Gather each line containing the string "this" from these entries.
------------------------------------------------------------
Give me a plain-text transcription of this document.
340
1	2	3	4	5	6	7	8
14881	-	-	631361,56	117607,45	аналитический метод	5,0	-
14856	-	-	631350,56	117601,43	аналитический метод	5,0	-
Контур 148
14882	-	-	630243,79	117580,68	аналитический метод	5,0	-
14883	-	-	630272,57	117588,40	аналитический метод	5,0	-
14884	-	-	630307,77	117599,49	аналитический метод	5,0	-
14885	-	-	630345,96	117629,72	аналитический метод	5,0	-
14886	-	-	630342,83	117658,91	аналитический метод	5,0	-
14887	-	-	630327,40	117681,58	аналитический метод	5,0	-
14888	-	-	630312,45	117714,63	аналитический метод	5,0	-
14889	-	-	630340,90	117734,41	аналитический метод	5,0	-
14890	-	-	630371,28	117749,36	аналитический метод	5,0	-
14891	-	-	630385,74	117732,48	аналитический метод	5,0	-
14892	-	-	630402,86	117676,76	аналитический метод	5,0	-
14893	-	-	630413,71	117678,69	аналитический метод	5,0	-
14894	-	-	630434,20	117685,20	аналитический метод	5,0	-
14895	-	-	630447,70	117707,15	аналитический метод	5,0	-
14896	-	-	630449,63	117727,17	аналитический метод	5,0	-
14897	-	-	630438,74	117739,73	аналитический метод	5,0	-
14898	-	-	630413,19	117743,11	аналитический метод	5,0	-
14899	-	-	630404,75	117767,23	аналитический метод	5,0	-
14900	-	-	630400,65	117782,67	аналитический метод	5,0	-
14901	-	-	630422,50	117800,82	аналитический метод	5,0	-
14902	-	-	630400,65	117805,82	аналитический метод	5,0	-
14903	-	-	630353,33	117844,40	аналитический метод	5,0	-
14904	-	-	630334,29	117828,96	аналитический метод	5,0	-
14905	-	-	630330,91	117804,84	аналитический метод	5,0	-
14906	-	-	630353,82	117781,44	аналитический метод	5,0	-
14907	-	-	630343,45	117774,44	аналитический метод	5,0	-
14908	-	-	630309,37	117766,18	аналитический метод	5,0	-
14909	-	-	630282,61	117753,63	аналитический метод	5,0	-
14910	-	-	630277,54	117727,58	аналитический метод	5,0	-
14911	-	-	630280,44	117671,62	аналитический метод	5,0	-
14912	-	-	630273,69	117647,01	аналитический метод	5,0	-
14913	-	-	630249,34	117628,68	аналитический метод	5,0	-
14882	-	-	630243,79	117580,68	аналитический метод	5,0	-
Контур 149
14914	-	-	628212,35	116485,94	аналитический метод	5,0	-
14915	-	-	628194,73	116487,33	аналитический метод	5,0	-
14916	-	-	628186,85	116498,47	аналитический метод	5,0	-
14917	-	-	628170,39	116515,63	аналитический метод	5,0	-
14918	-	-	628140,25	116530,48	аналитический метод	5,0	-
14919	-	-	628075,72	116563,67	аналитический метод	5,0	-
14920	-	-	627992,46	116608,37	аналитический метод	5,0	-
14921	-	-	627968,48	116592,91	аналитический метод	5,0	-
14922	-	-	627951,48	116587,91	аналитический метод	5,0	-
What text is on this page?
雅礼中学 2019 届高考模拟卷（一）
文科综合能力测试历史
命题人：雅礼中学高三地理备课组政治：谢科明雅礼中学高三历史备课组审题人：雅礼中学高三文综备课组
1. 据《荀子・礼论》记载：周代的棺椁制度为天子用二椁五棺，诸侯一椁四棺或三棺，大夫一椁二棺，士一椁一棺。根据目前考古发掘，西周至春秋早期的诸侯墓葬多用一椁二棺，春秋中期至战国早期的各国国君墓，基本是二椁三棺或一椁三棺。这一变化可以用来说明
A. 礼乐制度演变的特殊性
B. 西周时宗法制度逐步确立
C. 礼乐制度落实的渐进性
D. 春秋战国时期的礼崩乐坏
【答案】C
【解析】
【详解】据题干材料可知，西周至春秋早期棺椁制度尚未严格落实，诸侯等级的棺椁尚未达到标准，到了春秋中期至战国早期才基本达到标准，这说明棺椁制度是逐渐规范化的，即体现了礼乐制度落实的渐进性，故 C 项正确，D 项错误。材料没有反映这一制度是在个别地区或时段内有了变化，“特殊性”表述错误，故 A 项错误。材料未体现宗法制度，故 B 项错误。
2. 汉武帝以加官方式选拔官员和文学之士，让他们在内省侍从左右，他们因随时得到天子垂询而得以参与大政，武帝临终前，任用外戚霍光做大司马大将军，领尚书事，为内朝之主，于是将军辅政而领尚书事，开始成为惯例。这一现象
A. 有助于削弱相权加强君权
------------------------------------------------------------
Finished answer:
Give me a plain-text transcription of this document.
What text is on this page?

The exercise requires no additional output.